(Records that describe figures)

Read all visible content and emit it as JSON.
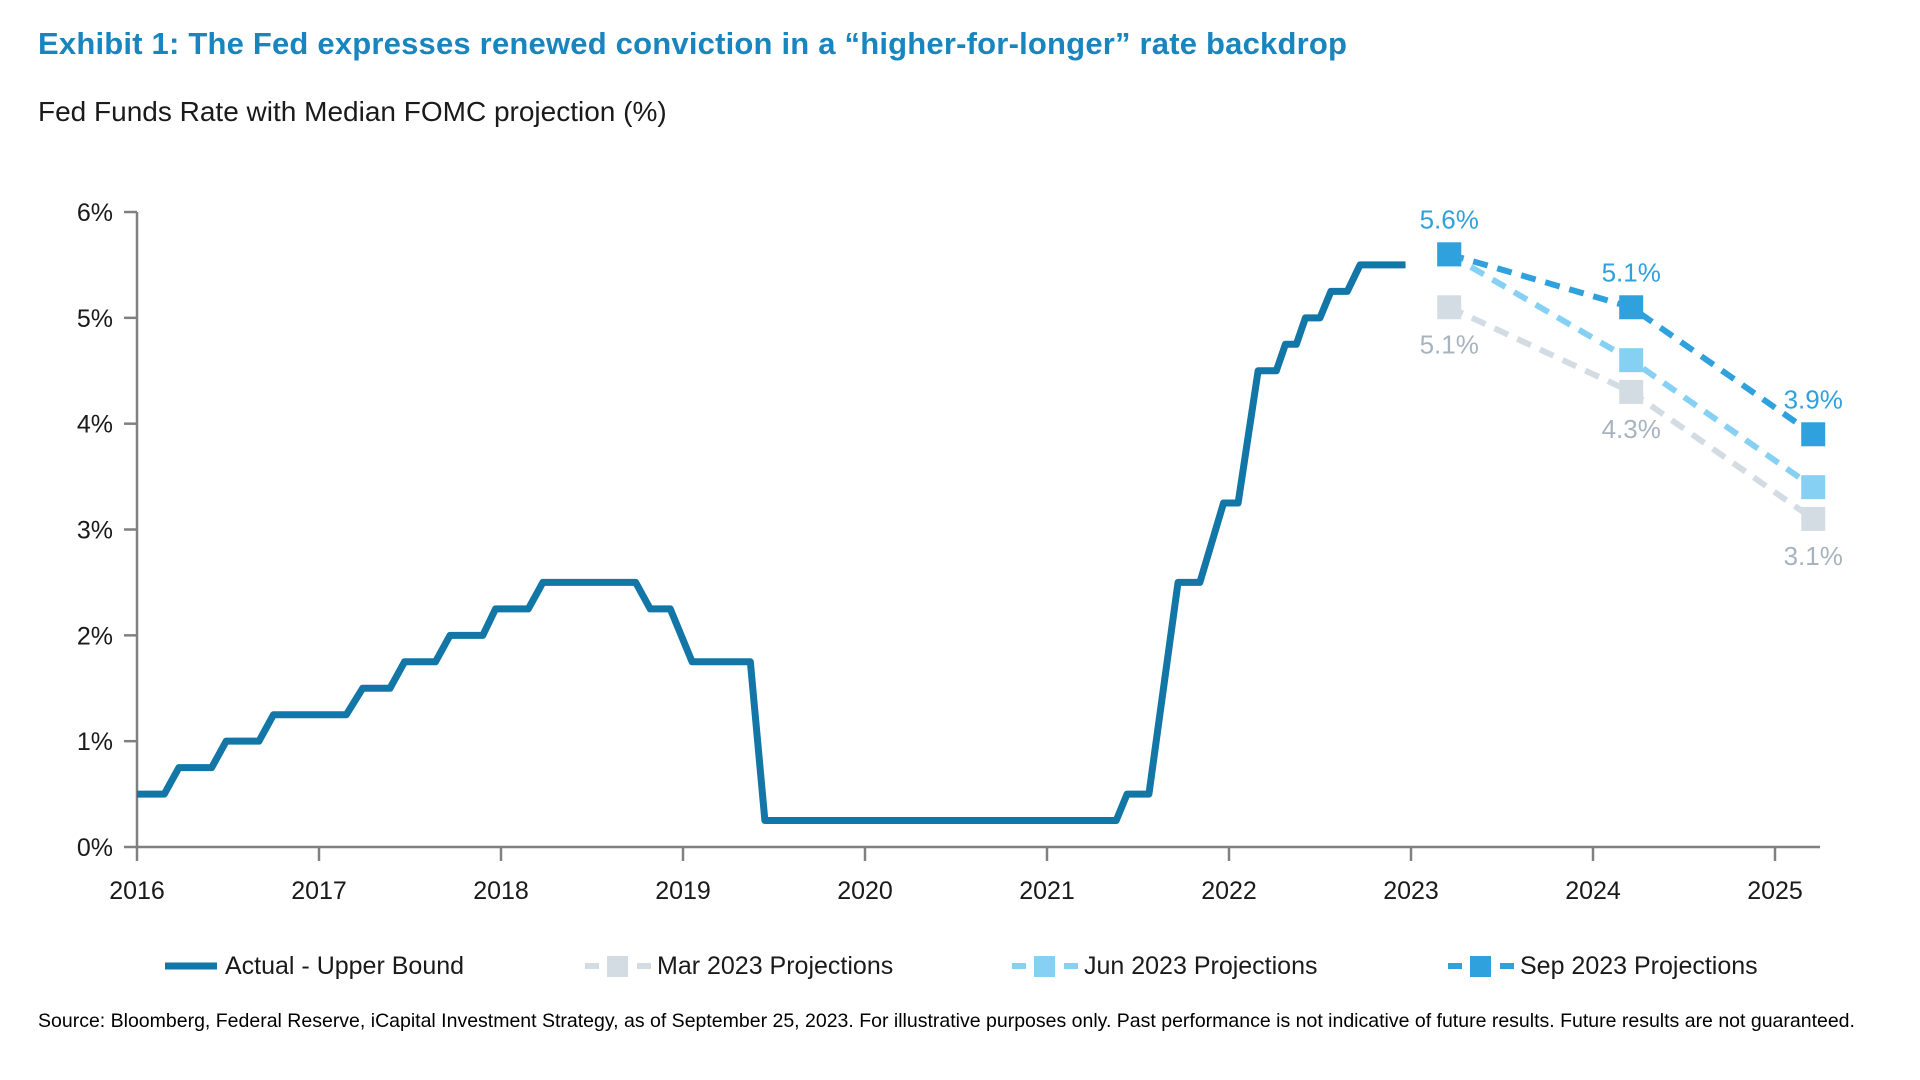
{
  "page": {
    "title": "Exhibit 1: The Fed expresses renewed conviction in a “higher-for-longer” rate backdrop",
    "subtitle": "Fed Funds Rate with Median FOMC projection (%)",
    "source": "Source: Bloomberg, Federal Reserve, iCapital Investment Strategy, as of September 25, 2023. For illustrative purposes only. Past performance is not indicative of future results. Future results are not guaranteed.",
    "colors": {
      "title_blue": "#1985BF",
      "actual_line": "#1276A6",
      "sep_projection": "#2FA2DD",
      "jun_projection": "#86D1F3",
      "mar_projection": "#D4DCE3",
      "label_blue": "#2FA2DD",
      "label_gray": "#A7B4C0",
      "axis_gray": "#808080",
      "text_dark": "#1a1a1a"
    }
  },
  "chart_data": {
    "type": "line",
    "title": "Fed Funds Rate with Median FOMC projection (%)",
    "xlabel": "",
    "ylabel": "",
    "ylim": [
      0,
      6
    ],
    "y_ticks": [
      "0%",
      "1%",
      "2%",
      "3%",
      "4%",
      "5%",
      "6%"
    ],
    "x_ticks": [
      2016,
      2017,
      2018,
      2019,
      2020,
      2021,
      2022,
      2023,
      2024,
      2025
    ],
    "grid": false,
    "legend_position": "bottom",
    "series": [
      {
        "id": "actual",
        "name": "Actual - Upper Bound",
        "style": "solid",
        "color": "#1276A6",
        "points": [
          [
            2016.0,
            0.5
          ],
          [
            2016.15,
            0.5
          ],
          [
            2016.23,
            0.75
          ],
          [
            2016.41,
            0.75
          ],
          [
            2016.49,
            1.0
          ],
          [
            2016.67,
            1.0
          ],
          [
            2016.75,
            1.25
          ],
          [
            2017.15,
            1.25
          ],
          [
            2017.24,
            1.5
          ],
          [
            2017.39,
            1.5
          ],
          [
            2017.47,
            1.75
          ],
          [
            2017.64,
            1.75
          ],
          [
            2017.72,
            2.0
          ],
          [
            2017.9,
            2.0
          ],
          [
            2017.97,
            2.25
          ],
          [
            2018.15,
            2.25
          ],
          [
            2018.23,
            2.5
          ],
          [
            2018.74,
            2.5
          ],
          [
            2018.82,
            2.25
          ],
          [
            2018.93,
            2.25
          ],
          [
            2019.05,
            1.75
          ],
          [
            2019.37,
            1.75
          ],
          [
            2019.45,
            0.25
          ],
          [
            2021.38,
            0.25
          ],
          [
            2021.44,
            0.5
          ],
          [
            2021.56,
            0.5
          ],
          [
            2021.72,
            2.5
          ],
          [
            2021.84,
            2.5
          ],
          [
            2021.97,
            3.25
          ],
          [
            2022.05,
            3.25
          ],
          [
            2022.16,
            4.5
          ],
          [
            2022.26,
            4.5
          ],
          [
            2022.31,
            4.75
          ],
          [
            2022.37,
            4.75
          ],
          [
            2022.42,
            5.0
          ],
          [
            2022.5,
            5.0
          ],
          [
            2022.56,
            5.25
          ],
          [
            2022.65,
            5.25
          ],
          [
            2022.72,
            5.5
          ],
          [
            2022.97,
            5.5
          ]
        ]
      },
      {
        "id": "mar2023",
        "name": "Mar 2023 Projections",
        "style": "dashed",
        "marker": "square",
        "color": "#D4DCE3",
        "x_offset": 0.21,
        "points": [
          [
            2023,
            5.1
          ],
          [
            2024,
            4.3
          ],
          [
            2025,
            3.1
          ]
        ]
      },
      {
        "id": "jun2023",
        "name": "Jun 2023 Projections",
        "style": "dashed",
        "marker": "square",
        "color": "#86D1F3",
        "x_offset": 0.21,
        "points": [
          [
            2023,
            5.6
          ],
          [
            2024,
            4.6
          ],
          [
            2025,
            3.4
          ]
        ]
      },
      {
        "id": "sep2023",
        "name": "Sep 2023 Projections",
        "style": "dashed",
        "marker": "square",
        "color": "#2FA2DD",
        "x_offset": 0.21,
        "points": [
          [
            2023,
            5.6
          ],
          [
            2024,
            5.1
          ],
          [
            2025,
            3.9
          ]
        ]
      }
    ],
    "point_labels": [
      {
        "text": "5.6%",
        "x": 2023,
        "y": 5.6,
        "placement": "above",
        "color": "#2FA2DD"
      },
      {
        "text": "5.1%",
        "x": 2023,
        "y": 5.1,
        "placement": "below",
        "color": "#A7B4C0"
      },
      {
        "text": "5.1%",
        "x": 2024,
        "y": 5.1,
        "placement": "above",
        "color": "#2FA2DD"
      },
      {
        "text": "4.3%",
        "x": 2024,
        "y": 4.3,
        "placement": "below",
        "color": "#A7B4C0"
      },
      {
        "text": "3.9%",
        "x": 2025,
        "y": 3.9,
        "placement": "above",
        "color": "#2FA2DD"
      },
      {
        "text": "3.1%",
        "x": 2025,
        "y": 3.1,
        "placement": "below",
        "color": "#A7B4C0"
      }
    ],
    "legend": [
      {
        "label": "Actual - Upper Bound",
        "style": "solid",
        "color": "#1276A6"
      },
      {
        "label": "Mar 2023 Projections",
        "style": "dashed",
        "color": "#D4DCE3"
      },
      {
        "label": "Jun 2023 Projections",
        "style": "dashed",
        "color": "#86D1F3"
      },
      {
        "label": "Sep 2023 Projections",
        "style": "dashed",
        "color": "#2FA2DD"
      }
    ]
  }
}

Stated exercise: Without the images, write out each line of the data verbatim.

Solution to the problem:
Read all visible content and emit it as JSON.
{
  "page": {
    "title": "Exhibit 1: The Fed expresses renewed conviction in a “higher-for-longer” rate backdrop",
    "subtitle": "Fed Funds Rate with Median FOMC projection (%)",
    "source": "Source: Bloomberg, Federal Reserve, iCapital Investment Strategy, as of September 25, 2023. For illustrative purposes only. Past performance is not indicative of future results. Future results are not guaranteed.",
    "colors": {
      "title_blue": "#1985BF",
      "actual_line": "#1276A6",
      "sep_projection": "#2FA2DD",
      "jun_projection": "#86D1F3",
      "mar_projection": "#D4DCE3",
      "label_blue": "#2FA2DD",
      "label_gray": "#A7B4C0",
      "axis_gray": "#808080",
      "text_dark": "#1a1a1a"
    }
  },
  "chart_data": {
    "type": "line",
    "title": "Fed Funds Rate with Median FOMC projection (%)",
    "xlabel": "",
    "ylabel": "",
    "ylim": [
      0,
      6
    ],
    "y_ticks": [
      "0%",
      "1%",
      "2%",
      "3%",
      "4%",
      "5%",
      "6%"
    ],
    "x_ticks": [
      2016,
      2017,
      2018,
      2019,
      2020,
      2021,
      2022,
      2023,
      2024,
      2025
    ],
    "grid": false,
    "legend_position": "bottom",
    "series": [
      {
        "id": "actual",
        "name": "Actual - Upper Bound",
        "style": "solid",
        "color": "#1276A6",
        "points": [
          [
            2016.0,
            0.5
          ],
          [
            2016.15,
            0.5
          ],
          [
            2016.23,
            0.75
          ],
          [
            2016.41,
            0.75
          ],
          [
            2016.49,
            1.0
          ],
          [
            2016.67,
            1.0
          ],
          [
            2016.75,
            1.25
          ],
          [
            2017.15,
            1.25
          ],
          [
            2017.24,
            1.5
          ],
          [
            2017.39,
            1.5
          ],
          [
            2017.47,
            1.75
          ],
          [
            2017.64,
            1.75
          ],
          [
            2017.72,
            2.0
          ],
          [
            2017.9,
            2.0
          ],
          [
            2017.97,
            2.25
          ],
          [
            2018.15,
            2.25
          ],
          [
            2018.23,
            2.5
          ],
          [
            2018.74,
            2.5
          ],
          [
            2018.82,
            2.25
          ],
          [
            2018.93,
            2.25
          ],
          [
            2019.05,
            1.75
          ],
          [
            2019.37,
            1.75
          ],
          [
            2019.45,
            0.25
          ],
          [
            2021.38,
            0.25
          ],
          [
            2021.44,
            0.5
          ],
          [
            2021.56,
            0.5
          ],
          [
            2021.72,
            2.5
          ],
          [
            2021.84,
            2.5
          ],
          [
            2021.97,
            3.25
          ],
          [
            2022.05,
            3.25
          ],
          [
            2022.16,
            4.5
          ],
          [
            2022.26,
            4.5
          ],
          [
            2022.31,
            4.75
          ],
          [
            2022.37,
            4.75
          ],
          [
            2022.42,
            5.0
          ],
          [
            2022.5,
            5.0
          ],
          [
            2022.56,
            5.25
          ],
          [
            2022.65,
            5.25
          ],
          [
            2022.72,
            5.5
          ],
          [
            2022.97,
            5.5
          ]
        ]
      },
      {
        "id": "mar2023",
        "name": "Mar 2023 Projections",
        "style": "dashed",
        "marker": "square",
        "color": "#D4DCE3",
        "x_offset": 0.21,
        "points": [
          [
            2023,
            5.1
          ],
          [
            2024,
            4.3
          ],
          [
            2025,
            3.1
          ]
        ]
      },
      {
        "id": "jun2023",
        "name": "Jun 2023 Projections",
        "style": "dashed",
        "marker": "square",
        "color": "#86D1F3",
        "x_offset": 0.21,
        "points": [
          [
            2023,
            5.6
          ],
          [
            2024,
            4.6
          ],
          [
            2025,
            3.4
          ]
        ]
      },
      {
        "id": "sep2023",
        "name": "Sep 2023 Projections",
        "style": "dashed",
        "marker": "square",
        "color": "#2FA2DD",
        "x_offset": 0.21,
        "points": [
          [
            2023,
            5.6
          ],
          [
            2024,
            5.1
          ],
          [
            2025,
            3.9
          ]
        ]
      }
    ],
    "point_labels": [
      {
        "text": "5.6%",
        "x": 2023,
        "y": 5.6,
        "placement": "above",
        "color": "#2FA2DD"
      },
      {
        "text": "5.1%",
        "x": 2023,
        "y": 5.1,
        "placement": "below",
        "color": "#A7B4C0"
      },
      {
        "text": "5.1%",
        "x": 2024,
        "y": 5.1,
        "placement": "above",
        "color": "#2FA2DD"
      },
      {
        "text": "4.3%",
        "x": 2024,
        "y": 4.3,
        "placement": "below",
        "color": "#A7B4C0"
      },
      {
        "text": "3.9%",
        "x": 2025,
        "y": 3.9,
        "placement": "above",
        "color": "#2FA2DD"
      },
      {
        "text": "3.1%",
        "x": 2025,
        "y": 3.1,
        "placement": "below",
        "color": "#A7B4C0"
      }
    ],
    "legend": [
      {
        "label": "Actual - Upper Bound",
        "style": "solid",
        "color": "#1276A6"
      },
      {
        "label": "Mar 2023 Projections",
        "style": "dashed",
        "color": "#D4DCE3"
      },
      {
        "label": "Jun 2023 Projections",
        "style": "dashed",
        "color": "#86D1F3"
      },
      {
        "label": "Sep 2023 Projections",
        "style": "dashed",
        "color": "#2FA2DD"
      }
    ]
  }
}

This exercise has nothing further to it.